* [Extrait du texte]
==================================================
M. Foisy (Philippe-Vincent) : Donc, juste pour comprendre, votre demande, ce matin, elle est comme double. C'est de gérer ces puits orphelins là, mais aussi vous parliez tantôt de... pas de racheter, mais de racheter, ou d'éliminer, ou de faire disparaître les claims qui ont déjà été achetés pour vous assurer qu'il n'y ait pas de forage même s'il y a une loi qui n'est pas appelée moratoire, mais qui fait en sorte qu'il y a un moratoire en ce moment.

Mme Massé : Bien, c'est, vous l'avez bien dit, une sorte de moratoire. C'en n'est pas un, on s'entend là-dessus, c'est-à-dire que nous, à Québec solidaire, ce qu'on fait, c'est le pont, le lien entre ce que ces citoyens-là demandent et exigent, transparence, de pouvoir voir les rapports dont ils ont été les découvreurs. C'est eux autres qui ont découvert les... ils savent que ces données-là existent. Alors, nous, on appuie ça complètement et on fait le lien avec le projet de loi n° 106 parce qu'à partir du moment où le projet de loi n° 106 va être adopté, le projet de loi n° 106 va permettre de décloisonner beaucoup de choses, dont notamment la possibilité, parce que la fracturation va être encadrée, la possibilité d'aller fracturer le gaz de schiste. Et il y a même, si vous faites des liens avec d'autres projets de loi, la possibilité d'avoir des projets pilotes, etc. Alors, c'est ce lien-là qu'on veut faire, qu'on profite de la sortie…

Mais retenez une chose… Et ce matin, j'ai mis au feuilleton les questions qui sont soulevées ici. Il faut que le gouvernement nous dévoile la situation de la centaine de puits dont on sait qu'ils ont été étudiés. Il faut que, sur la trentaine de puits qui sont problématiques, qui ont été étudiés… on veut savoir combien ont été pris en charge, parce que je tiens à réitérer ici que, désormais, l'ensemble de ces puits-là sont sous la charge publique. C'est notre responsabilité.
==================================================
* [Consigne 1]
Répondez brièvement à ces questions sur la transcription sur les puits orphelins :
(a) Selon M. Foisy, quels sont les deux volets de la demande ?
(b) D'après Mme Massé, quel projet de loi va encadrer la fracturation ?
(c) Combien de puits problématiques ont été étudiés, selon Mme Massé ?
* [Consigne 2] Reprenez la transcription sur les puits orphelins à la suite de sa dernière phrase.

* [Extrait des données]
==================================================
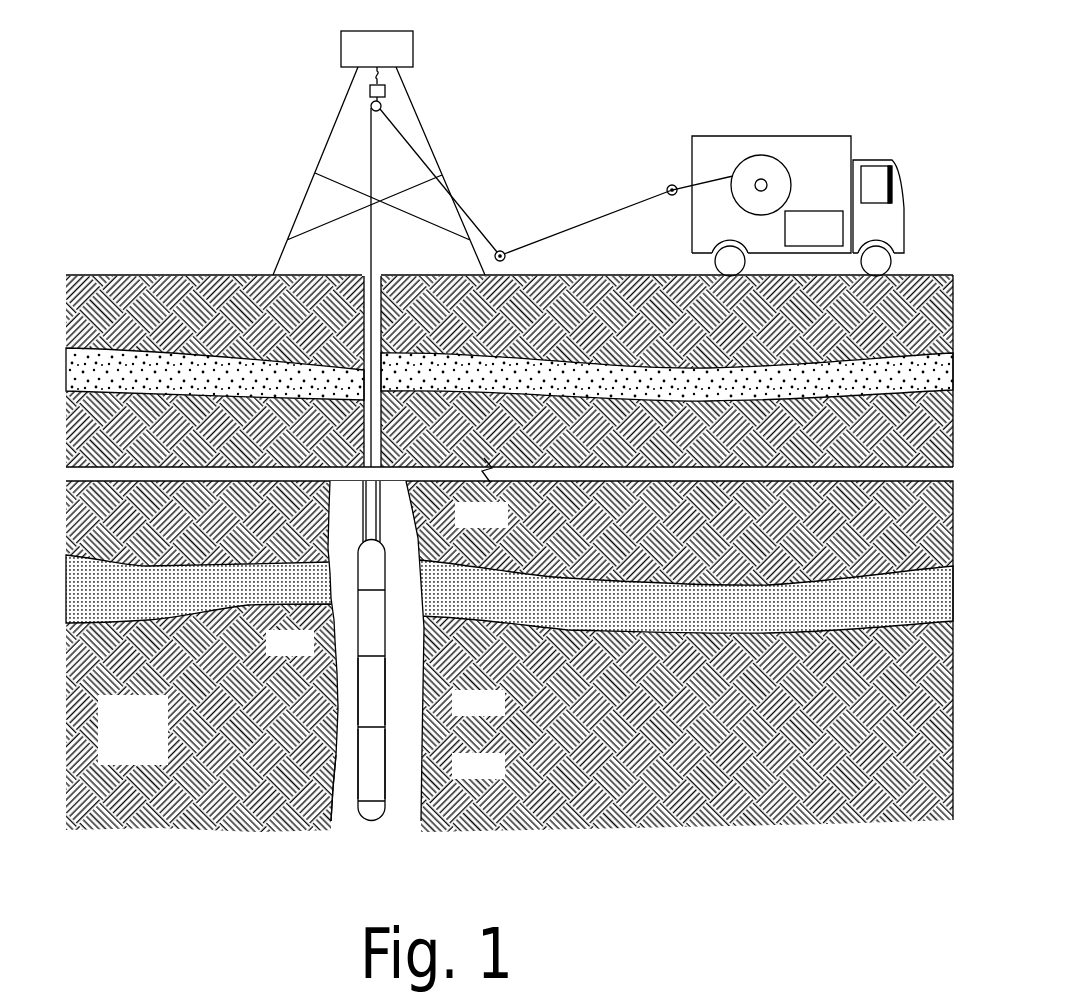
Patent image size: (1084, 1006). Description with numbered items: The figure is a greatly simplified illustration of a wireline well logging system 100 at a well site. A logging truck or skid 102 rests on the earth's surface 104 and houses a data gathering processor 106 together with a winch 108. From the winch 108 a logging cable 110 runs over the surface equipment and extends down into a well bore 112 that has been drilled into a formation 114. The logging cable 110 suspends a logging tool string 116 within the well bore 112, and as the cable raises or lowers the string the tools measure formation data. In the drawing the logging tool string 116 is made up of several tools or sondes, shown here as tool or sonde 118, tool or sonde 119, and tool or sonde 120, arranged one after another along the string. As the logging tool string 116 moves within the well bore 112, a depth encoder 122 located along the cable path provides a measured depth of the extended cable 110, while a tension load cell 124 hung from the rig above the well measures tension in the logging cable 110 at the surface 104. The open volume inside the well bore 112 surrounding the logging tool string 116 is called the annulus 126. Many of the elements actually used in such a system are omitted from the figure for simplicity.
==================================================
* [Résultat de la tâche 1]
(a) Gérer les puits orphelins et éliminer ou faire disparaître les claims déjà achetés, afin d'empêcher tout forage.
(b) Le projet de loi n° 106.
(c) Une trentaine.

* [Résultat de la tâche 2]
Alors, qu'est-ce que le ministère des Ressources naturelles a fait avec les 30 puits identifiés et, bien sûr, comment le ministre entend respecter son engagement d'inspecter les 700 puits inactifs d'ici 2017? Et ce n'est pas seulement de les inspecter, mais de rectifier les situations problématiques.

Le Modérateur : M. Laforest.

M. Laforest (Alain) : M. Fortier, est-ce que le ministère de l'Environnement vous a retiré le contrat parce que vous faisiez mal votre travail?

M. Fortier (Serge) : Bien, nous, on n'a pas… Nous, on travaillait consciencieusement et on mettait beaucoup plus d'heures que ce pour quoi on était payés, pour arriver à un résultat. On le faisait de façon très consciencieuse et, plus on le faisait de façon consciencieuse, plus on trouvait des puits, plus on perfectionnait notre approche, et moins le ministère trouvait ça intéressant. C'est drôle à dire, hein, mais comment ça se fait…

Je reviens au niveau du creusage parce que, là, ça a été un moment vraiment fondamental dans le changement d'attitude du ministère, c'est-à-dire que nous, comme le ministère, on ne le savait pas, où est-ce quils étaient les puits, au départ. O.K.? On avait des données géodésiques qui, pour la plupart, se sont avérées inexactes. Alors, on arrivait à un endroit avec les coordonnées géodésiques… mes inspecteurs, entre autres, peuvent témoigner là-dessus…

Mme Massé : Restez ici, oui…

M. Fortier (Serge) : Oh! O.K., excusez. C'est comme si je suis à côté d'un puits, là. O.K. Alors, on détectait puis là on se rendait compte qu'aux coordonnées géodésiques, avec le détecteur de métal, bien, de un, on ne voyait rien d'apparent, pas de pancarte, pas de tuyau d'évent, rien pantoute, pas de clôture. Alors, perdu dans la nature. Le détecteur de métal ne nous dévoilait rien non plus.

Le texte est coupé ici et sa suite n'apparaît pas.